STATED EXERCISE:
Extract all lines containing "凯恩斯主义的困境与新自由主义的兴起".

RECORDS TO USE:
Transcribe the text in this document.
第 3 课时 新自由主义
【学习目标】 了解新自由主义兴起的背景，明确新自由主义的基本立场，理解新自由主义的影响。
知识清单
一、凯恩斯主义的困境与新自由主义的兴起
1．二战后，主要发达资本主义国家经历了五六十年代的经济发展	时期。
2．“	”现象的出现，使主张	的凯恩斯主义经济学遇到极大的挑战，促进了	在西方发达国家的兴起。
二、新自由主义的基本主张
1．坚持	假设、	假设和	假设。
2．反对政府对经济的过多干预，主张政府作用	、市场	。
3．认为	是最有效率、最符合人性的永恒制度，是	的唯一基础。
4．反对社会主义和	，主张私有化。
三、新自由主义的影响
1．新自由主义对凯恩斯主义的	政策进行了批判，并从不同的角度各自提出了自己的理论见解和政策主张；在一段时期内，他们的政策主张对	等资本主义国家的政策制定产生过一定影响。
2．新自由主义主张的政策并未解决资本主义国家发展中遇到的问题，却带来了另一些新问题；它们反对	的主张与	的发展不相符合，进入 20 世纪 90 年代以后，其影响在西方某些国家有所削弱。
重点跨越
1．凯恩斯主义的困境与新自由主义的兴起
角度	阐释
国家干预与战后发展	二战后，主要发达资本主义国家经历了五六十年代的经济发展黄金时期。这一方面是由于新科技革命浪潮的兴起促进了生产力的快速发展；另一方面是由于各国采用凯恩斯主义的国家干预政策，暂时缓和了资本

---

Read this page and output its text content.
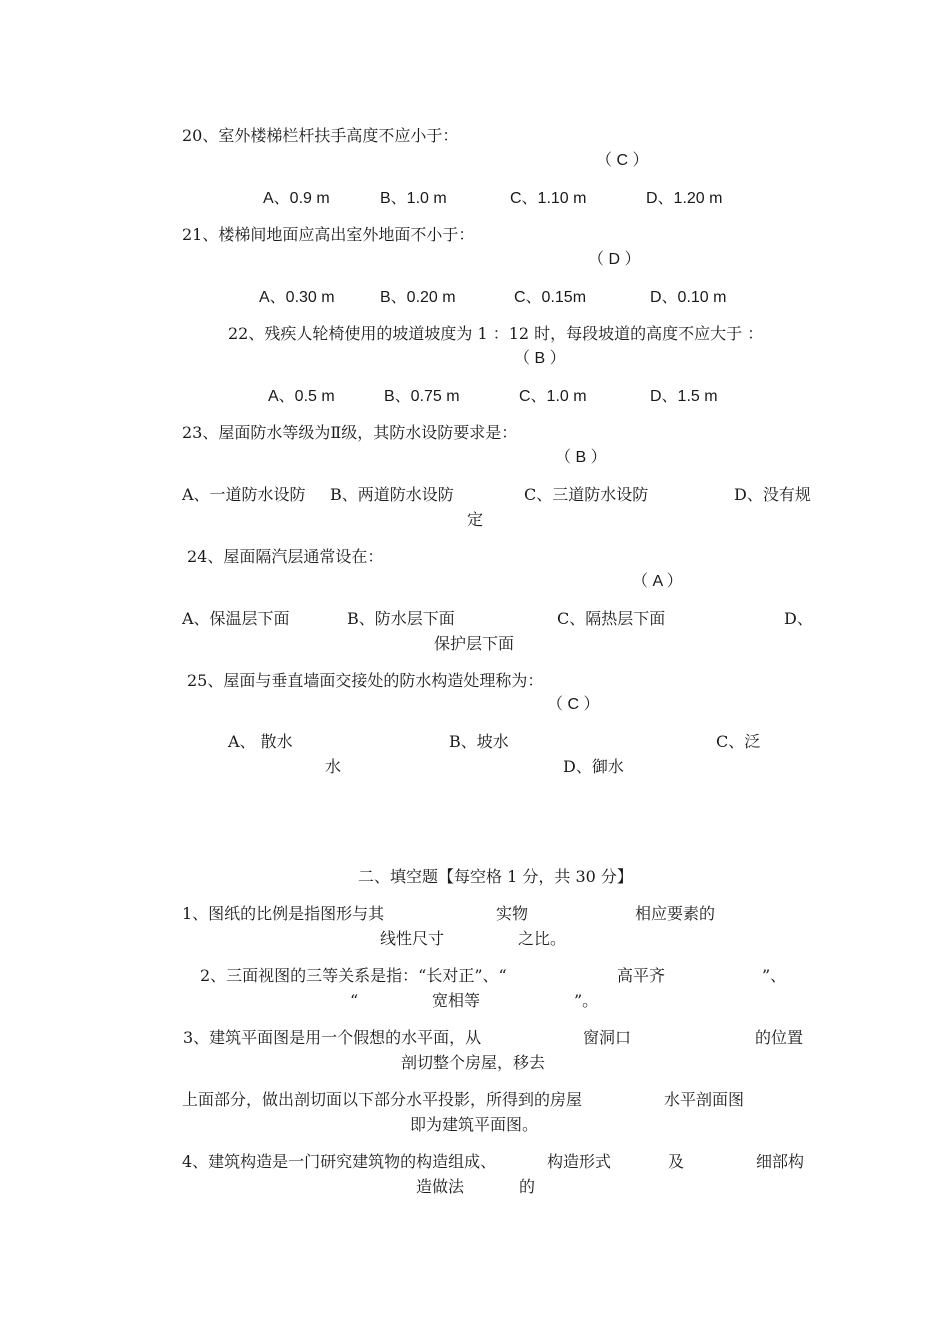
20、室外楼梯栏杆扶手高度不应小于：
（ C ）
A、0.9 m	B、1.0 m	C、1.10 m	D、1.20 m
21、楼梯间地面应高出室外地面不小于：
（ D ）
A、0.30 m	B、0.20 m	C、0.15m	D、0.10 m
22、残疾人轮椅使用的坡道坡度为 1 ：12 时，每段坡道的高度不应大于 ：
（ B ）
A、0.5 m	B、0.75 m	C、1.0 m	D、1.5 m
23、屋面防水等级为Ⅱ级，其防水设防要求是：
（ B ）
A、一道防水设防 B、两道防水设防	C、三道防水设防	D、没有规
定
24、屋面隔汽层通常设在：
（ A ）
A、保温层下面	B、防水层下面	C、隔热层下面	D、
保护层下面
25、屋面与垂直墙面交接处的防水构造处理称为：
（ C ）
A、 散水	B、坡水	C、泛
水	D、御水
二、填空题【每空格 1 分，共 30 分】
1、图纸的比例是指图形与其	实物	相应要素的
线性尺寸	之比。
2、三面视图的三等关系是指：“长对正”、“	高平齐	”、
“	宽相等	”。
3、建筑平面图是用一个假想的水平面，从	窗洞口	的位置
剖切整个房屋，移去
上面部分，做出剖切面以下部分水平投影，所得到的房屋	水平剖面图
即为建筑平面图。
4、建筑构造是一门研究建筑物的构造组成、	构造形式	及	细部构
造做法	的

ANSWER TO THE EXERCISE:
一、凯恩斯主义的困境与新自由主义的兴起
1．凯恩斯主义的困境与新自由主义的兴起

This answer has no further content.